Return the records that follow unaltered. Omit every picture.

====== Record excerpts

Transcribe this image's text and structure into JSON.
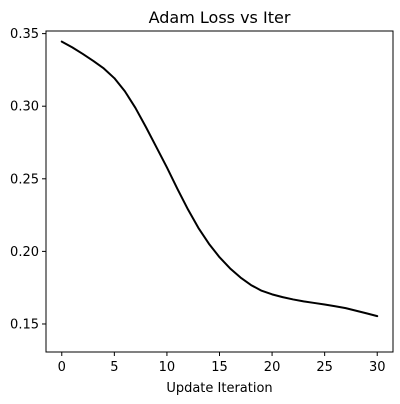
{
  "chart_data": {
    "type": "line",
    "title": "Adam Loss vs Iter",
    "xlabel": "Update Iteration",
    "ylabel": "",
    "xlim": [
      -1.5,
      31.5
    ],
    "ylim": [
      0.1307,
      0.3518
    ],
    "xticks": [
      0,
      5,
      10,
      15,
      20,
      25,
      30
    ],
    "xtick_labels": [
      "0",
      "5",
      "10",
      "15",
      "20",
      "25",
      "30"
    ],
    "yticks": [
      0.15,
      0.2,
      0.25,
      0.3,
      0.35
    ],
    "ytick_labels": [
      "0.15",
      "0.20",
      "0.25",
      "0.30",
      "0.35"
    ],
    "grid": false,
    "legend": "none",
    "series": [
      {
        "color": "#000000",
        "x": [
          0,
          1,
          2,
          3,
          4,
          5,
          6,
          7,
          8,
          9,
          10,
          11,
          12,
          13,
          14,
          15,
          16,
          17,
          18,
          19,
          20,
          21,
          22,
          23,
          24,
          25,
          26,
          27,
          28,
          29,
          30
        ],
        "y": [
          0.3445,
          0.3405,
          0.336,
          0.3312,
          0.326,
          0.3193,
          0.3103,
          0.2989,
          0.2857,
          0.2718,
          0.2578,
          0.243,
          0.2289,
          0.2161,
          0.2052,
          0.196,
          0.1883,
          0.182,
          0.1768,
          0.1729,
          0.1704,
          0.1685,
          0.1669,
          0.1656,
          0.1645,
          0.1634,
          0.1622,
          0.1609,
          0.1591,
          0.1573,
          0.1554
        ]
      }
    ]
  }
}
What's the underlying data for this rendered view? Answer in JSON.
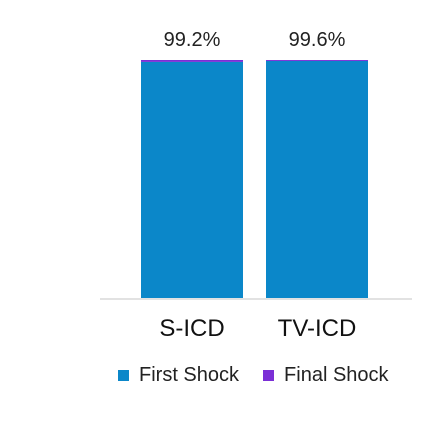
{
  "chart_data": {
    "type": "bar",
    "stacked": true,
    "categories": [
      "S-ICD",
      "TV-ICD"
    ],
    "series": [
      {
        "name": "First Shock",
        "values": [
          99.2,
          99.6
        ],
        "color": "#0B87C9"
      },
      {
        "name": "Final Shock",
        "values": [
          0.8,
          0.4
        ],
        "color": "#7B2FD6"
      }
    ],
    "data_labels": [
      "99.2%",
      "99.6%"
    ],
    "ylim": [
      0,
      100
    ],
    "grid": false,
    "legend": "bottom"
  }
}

============

Written answer
Transcribe this image's text and structure into JSON.
{
  "chart_data": {
    "type": "line",
    "title": "Adam Loss vs Iter",
    "xlabel": "Update Iteration",
    "ylabel": "",
    "xlim": [
      -1.5,
      31.5
    ],
    "ylim": [
      0.1307,
      0.3518
    ],
    "xticks": [
      0,
      5,
      10,
      15,
      20,
      25,
      30
    ],
    "xtick_labels": [
      "0",
      "5",
      "10",
      "15",
      "20",
      "25",
      "30"
    ],
    "yticks": [
      0.15,
      0.2,
      0.25,
      0.3,
      0.35
    ],
    "ytick_labels": [
      "0.15",
      "0.20",
      "0.25",
      "0.30",
      "0.35"
    ],
    "grid": false,
    "legend": "none",
    "series": [
      {
        "color": "#000000",
        "x": [
          0,
          1,
          2,
          3,
          4,
          5,
          6,
          7,
          8,
          9,
          10,
          11,
          12,
          13,
          14,
          15,
          16,
          17,
          18,
          19,
          20,
          21,
          22,
          23,
          24,
          25,
          26,
          27,
          28,
          29,
          30
        ],
        "y": [
          0.3445,
          0.3405,
          0.336,
          0.3312,
          0.326,
          0.3193,
          0.3103,
          0.2989,
          0.2857,
          0.2718,
          0.2578,
          0.243,
          0.2289,
          0.2161,
          0.2052,
          0.196,
          0.1883,
          0.182,
          0.1768,
          0.1729,
          0.1704,
          0.1685,
          0.1669,
          0.1656,
          0.1645,
          0.1634,
          0.1622,
          0.1609,
          0.1591,
          0.1573,
          0.1554
        ]
      }
    ]
  }
}
What's the underlying data for this rendered view? Answer in JSON.
{
  "chart_data": {
    "type": "bar",
    "stacked": true,
    "categories": [
      "S-ICD",
      "TV-ICD"
    ],
    "series": [
      {
        "name": "First Shock",
        "values": [
          99.2,
          99.6
        ],
        "color": "#0B87C9"
      },
      {
        "name": "Final Shock",
        "values": [
          0.8,
          0.4
        ],
        "color": "#7B2FD6"
      }
    ],
    "data_labels": [
      "99.2%",
      "99.6%"
    ],
    "ylim": [
      0,
      100
    ],
    "grid": false,
    "legend": "bottom"
  }
}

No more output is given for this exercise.